* _TASK DIRECTIONS_
Your task is to repeat the listing exactly.

* _PROVIDED RECORDS_
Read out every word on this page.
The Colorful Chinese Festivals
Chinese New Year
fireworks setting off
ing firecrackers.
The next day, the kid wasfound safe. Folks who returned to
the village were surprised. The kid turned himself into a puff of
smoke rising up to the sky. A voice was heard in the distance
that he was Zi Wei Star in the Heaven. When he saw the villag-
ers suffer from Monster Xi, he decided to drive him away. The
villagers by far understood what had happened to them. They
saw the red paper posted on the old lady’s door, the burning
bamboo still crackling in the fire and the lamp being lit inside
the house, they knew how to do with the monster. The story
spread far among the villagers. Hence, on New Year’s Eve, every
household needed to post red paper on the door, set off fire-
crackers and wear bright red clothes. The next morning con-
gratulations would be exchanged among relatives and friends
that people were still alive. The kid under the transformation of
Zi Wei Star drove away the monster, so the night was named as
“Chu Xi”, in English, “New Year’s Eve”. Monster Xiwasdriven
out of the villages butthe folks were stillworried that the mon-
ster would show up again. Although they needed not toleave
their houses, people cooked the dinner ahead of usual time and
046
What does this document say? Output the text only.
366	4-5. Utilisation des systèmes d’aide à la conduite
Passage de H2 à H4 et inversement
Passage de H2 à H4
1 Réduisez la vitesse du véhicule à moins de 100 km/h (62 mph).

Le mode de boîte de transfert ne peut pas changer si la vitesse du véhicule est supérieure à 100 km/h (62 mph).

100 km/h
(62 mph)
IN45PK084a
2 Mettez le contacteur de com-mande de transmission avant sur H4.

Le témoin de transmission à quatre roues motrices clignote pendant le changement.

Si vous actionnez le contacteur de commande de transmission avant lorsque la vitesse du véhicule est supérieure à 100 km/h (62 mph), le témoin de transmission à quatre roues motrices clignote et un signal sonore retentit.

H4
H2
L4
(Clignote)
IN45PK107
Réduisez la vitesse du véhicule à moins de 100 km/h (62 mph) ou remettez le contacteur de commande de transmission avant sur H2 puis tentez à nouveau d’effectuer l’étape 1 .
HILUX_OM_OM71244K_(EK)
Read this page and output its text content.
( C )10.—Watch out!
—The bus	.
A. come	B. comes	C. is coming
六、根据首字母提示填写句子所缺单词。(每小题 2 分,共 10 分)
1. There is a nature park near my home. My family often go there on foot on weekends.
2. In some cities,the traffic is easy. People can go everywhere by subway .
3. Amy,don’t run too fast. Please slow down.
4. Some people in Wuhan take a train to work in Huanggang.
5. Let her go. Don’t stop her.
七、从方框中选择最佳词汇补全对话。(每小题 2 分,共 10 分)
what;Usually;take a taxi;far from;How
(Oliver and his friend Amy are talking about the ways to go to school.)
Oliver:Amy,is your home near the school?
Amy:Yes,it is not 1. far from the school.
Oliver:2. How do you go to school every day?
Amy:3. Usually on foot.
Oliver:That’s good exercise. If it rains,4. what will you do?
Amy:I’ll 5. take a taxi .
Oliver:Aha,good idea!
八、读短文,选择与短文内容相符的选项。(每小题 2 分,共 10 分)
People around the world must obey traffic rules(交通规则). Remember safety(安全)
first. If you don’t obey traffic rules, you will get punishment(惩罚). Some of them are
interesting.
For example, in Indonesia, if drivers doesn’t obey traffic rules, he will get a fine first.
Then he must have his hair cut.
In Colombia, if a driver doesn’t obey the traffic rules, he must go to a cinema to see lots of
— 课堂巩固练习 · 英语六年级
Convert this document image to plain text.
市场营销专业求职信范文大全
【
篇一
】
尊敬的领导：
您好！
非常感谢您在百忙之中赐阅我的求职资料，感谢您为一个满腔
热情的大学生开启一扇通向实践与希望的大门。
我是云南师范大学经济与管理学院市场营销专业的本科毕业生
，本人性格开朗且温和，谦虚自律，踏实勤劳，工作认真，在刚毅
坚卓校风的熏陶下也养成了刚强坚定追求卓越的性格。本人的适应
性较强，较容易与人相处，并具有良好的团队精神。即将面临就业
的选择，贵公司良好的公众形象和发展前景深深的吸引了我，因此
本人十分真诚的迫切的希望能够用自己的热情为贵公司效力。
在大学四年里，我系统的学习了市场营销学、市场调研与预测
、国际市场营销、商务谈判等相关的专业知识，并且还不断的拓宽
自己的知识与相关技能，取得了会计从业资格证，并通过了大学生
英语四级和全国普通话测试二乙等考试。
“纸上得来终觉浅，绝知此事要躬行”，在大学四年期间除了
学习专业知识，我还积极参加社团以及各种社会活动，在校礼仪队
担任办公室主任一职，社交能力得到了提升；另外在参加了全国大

* _COMPLETE ANSWER_
Read out every word on this page.
The Colorful Chinese Festivals
Chinese New Year
fireworks setting off
ing firecrackers.
The next day, the kid wasfound safe. Folks who returned to
the village were surprised. The kid turned himself into a puff of
smoke rising up to the sky. A voice was heard in the distance
that he was Zi Wei Star in the Heaven. When he saw the villag-
ers suffer from Monster Xi, he decided to drive him away. The
villagers by far understood what had happened to them. They
saw the red paper posted on the old lady’s door, the burning
bamboo still crackling in the fire and the lamp being lit inside
the house, they knew how to do with the monster. The story
spread far among the villagers. Hence, on New Year’s Eve, every
household needed to post red paper on the door, set off fire-
crackers and wear bright red clothes. The next morning con-
gratulations would be exchanged among relatives and friends
that people were still alive. The kid under the transformation of
Zi Wei Star drove away the monster, so the night was named as
“Chu Xi”, in English, “New Year’s Eve”. Monster Xiwasdriven
out of the villages butthe folks were stillworried that the mon-
ster would show up again. Although they needed not toleave
their houses, people cooked the dinner ahead of usual time and
046
What does this document say? Output the text only.
366	4-5. Utilisation des systèmes d’aide à la conduite
Passage de H2 à H4 et inversement
Passage de H2 à H4
1 Réduisez la vitesse du véhicule à moins de 100 km/h (62 mph).

Le mode de boîte de transfert ne peut pas changer si la vitesse du véhicule est supérieure à 100 km/h (62 mph).

100 km/h
(62 mph)
IN45PK084a
2 Mettez le contacteur de com-mande de transmission avant sur H4.

Le témoin de transmission à quatre roues motrices clignote pendant le changement.

Si vous actionnez le contacteur de commande de transmission avant lorsque la vitesse du véhicule est supérieure à 100 km/h (62 mph), le témoin de transmission à quatre roues motrices clignote et un signal sonore retentit.

H4
H2
L4
(Clignote)
IN45PK107
Réduisez la vitesse du véhicule à moins de 100 km/h (62 mph) ou remettez le contacteur de commande de transmission avant sur H2 puis tentez à nouveau d’effectuer l’étape 1 .
HILUX_OM_OM71244K_(EK)
Read this page and output its text content.
( C )10.—Watch out!
—The bus	.
A. come	B. comes	C. is coming
六、根据首字母提示填写句子所缺单词。(每小题 2 分,共 10 分)
1. There is a nature park near my home. My family often go there on foot on weekends.
2. In some cities,the traffic is easy. People can go everywhere by subway .
3. Amy,don’t run too fast. Please slow down.
4. Some people in Wuhan take a train to work in Huanggang.
5. Let her go. Don’t stop her.
七、从方框中选择最佳词汇补全对话。(每小题 2 分,共 10 分)
what;Usually;take a taxi;far from;How
(Oliver and his friend Amy are talking about the ways to go to school.)
Oliver:Amy,is your home near the school?
Amy:Yes,it is not 1. far from the school.
Oliver:2. How do you go to school every day?
Amy:3. Usually on foot.
Oliver:That’s good exercise. If it rains,4. what will you do?
Amy:I’ll 5. take a taxi .
Oliver:Aha,good idea!
八、读短文,选择与短文内容相符的选项。(每小题 2 分,共 10 分)
People around the world must obey traffic rules(交通规则). Remember safety(安全)
first. If you don’t obey traffic rules, you will get punishment(惩罚). Some of them are
interesting.
For example, in Indonesia, if drivers doesn’t obey traffic rules, he will get a fine first.
Then he must have his hair cut.
In Colombia, if a driver doesn’t obey the traffic rules, he must go to a cinema to see lots of
— 课堂巩固练习 · 英语六年级
Convert this document image to plain text.
市场营销专业求职信范文大全
【
篇一
】
尊敬的领导：
您好！
非常感谢您在百忙之中赐阅我的求职资料，感谢您为一个满腔
热情的大学生开启一扇通向实践与希望的大门。
我是云南师范大学经济与管理学院市场营销专业的本科毕业生
，本人性格开朗且温和，谦虚自律，踏实勤劳，工作认真，在刚毅
坚卓校风的熏陶下也养成了刚强坚定追求卓越的性格。本人的适应
性较强，较容易与人相处，并具有良好的团队精神。即将面临就业
的选择，贵公司良好的公众形象和发展前景深深的吸引了我，因此
本人十分真诚的迫切的希望能够用自己的热情为贵公司效力。
在大学四年里，我系统的学习了市场营销学、市场调研与预测
、国际市场营销、商务谈判等相关的专业知识，并且还不断的拓宽
自己的知识与相关技能，取得了会计从业资格证，并通过了大学生
英语四级和全国普通话测试二乙等考试。
“纸上得来终觉浅，绝知此事要躬行”，在大学四年期间除了
学习专业知识，我还积极参加社团以及各种社会活动，在校礼仪队
担任办公室主任一职，社交能力得到了提升；另外在参加了全国大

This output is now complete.